Required work :: Where the records below show the word "Vehicle" in a line, please copy that line.

-----

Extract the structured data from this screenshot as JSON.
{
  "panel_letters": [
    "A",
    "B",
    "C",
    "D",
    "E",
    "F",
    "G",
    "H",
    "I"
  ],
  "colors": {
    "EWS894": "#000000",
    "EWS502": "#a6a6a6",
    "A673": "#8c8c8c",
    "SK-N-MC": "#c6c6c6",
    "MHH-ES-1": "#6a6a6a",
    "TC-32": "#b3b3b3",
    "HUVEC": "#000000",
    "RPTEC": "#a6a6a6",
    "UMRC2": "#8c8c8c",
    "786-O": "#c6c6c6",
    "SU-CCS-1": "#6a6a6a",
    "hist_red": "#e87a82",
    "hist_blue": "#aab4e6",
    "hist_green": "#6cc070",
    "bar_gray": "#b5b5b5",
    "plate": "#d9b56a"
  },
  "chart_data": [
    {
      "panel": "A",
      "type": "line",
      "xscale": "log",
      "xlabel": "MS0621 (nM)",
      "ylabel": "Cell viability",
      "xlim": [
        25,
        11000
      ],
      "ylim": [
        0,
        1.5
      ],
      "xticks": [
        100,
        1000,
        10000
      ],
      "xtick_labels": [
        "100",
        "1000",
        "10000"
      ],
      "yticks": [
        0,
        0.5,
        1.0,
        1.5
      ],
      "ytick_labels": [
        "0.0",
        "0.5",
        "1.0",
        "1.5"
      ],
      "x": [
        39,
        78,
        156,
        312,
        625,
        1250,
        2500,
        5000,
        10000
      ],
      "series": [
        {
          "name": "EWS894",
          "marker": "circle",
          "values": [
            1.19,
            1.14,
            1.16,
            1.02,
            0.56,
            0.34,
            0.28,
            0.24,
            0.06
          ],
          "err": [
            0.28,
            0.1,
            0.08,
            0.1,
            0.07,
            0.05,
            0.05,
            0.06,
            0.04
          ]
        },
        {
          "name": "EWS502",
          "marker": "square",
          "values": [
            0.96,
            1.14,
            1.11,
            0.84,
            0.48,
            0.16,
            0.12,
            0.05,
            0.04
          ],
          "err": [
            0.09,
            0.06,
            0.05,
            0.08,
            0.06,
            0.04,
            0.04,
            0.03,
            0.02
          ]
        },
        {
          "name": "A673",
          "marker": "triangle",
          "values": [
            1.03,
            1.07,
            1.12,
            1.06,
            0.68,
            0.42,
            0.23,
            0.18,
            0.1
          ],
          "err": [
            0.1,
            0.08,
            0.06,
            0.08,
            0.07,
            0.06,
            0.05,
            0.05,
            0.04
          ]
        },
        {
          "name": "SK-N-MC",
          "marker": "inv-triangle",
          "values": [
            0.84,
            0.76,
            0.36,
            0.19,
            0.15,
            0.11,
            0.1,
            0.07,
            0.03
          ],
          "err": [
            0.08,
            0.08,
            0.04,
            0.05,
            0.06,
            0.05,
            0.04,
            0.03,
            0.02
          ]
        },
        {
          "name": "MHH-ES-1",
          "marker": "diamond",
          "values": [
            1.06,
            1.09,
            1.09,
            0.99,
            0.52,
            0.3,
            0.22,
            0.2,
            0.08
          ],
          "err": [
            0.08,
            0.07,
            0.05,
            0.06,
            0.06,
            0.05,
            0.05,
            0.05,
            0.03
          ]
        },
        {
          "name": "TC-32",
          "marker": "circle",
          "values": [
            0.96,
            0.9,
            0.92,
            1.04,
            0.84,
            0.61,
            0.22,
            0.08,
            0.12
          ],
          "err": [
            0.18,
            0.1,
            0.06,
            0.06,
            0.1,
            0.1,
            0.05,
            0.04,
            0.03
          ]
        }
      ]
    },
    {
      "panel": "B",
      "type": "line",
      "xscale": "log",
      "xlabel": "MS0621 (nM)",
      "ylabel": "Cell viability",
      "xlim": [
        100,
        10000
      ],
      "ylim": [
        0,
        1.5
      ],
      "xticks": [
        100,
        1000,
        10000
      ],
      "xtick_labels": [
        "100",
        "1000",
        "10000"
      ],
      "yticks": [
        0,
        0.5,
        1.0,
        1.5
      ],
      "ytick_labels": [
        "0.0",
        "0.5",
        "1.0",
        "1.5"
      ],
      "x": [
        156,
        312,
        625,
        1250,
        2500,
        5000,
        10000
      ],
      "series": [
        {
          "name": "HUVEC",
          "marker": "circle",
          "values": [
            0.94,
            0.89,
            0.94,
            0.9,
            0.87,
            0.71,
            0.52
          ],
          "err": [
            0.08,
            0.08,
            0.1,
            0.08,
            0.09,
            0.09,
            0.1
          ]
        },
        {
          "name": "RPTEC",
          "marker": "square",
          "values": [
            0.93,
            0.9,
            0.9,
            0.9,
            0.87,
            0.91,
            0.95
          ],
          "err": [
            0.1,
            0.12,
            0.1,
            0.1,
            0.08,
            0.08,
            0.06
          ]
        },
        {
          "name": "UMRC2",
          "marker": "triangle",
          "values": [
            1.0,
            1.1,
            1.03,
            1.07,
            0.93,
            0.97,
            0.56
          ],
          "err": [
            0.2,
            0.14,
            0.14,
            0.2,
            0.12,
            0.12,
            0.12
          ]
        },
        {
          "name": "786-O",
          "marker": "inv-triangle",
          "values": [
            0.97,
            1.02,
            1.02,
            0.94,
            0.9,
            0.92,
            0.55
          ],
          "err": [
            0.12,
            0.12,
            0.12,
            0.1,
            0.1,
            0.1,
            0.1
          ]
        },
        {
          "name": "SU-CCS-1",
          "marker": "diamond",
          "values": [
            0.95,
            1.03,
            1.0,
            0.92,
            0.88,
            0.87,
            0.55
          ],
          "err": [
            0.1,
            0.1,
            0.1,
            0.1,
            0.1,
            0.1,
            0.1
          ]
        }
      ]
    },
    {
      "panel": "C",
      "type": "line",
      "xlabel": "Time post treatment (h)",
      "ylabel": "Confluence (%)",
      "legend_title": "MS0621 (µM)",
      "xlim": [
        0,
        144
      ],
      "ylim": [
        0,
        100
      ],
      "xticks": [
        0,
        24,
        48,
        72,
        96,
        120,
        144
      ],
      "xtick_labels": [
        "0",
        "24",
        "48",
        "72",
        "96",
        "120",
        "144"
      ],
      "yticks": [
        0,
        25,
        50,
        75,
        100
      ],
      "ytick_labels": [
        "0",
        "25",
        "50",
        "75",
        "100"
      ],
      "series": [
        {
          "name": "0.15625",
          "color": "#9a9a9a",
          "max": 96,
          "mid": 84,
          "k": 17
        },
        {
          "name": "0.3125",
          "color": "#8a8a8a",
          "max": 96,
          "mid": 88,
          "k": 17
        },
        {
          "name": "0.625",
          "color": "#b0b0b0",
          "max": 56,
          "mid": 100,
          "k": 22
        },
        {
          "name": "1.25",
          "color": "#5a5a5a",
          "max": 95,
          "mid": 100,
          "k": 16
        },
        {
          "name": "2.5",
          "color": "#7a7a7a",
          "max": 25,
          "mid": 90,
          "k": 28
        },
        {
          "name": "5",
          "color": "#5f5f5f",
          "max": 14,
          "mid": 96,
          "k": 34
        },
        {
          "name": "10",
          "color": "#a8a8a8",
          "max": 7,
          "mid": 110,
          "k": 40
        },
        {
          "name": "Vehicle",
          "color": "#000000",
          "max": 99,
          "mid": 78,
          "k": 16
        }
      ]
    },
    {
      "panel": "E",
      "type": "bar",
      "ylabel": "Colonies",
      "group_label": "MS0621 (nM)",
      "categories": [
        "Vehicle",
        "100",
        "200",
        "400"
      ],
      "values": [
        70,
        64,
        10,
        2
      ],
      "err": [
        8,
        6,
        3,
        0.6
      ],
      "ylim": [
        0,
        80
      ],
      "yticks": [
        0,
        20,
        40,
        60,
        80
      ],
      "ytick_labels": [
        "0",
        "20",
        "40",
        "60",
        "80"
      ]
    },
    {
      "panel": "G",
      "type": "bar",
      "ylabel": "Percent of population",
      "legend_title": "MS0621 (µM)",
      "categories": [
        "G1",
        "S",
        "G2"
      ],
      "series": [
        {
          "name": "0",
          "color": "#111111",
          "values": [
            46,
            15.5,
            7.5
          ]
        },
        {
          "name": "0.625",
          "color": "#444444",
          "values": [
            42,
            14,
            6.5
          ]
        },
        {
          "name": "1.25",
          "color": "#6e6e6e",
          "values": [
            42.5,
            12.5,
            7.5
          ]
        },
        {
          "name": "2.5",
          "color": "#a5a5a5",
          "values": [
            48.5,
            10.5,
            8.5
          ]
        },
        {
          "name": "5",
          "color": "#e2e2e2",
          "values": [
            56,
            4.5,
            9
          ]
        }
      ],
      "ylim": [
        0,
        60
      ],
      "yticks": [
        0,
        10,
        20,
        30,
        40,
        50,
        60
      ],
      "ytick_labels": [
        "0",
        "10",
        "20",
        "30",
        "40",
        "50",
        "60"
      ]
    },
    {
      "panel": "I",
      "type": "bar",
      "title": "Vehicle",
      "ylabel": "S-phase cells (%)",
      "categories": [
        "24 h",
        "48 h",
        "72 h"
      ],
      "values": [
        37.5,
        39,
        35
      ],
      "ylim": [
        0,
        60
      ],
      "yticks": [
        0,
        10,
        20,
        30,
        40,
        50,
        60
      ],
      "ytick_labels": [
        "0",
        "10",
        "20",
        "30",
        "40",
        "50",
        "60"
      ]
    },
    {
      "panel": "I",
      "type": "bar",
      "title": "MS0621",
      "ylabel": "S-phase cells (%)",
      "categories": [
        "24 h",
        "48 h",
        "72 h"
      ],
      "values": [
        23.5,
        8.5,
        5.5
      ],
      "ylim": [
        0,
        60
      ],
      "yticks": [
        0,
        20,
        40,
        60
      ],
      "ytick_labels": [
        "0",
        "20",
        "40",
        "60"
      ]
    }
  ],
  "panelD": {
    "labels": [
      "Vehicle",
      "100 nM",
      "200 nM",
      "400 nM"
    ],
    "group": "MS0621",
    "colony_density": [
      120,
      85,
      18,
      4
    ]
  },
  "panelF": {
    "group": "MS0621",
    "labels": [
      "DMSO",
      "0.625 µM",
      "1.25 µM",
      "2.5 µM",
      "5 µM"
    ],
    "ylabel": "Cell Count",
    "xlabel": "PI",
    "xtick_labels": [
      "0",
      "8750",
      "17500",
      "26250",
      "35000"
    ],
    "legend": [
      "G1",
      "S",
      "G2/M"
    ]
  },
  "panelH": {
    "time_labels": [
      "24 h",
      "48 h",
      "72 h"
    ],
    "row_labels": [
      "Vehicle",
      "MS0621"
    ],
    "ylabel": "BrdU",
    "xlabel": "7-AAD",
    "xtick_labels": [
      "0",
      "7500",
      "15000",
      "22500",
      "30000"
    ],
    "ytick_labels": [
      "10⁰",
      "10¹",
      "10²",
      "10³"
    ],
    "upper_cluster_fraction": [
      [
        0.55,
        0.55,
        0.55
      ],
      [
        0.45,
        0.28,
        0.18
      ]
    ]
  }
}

-----

Exercise response ::
          "name": "Vehicle",
        "Vehicle",
      "title": "Vehicle",
      "Vehicle",
      "Vehicle",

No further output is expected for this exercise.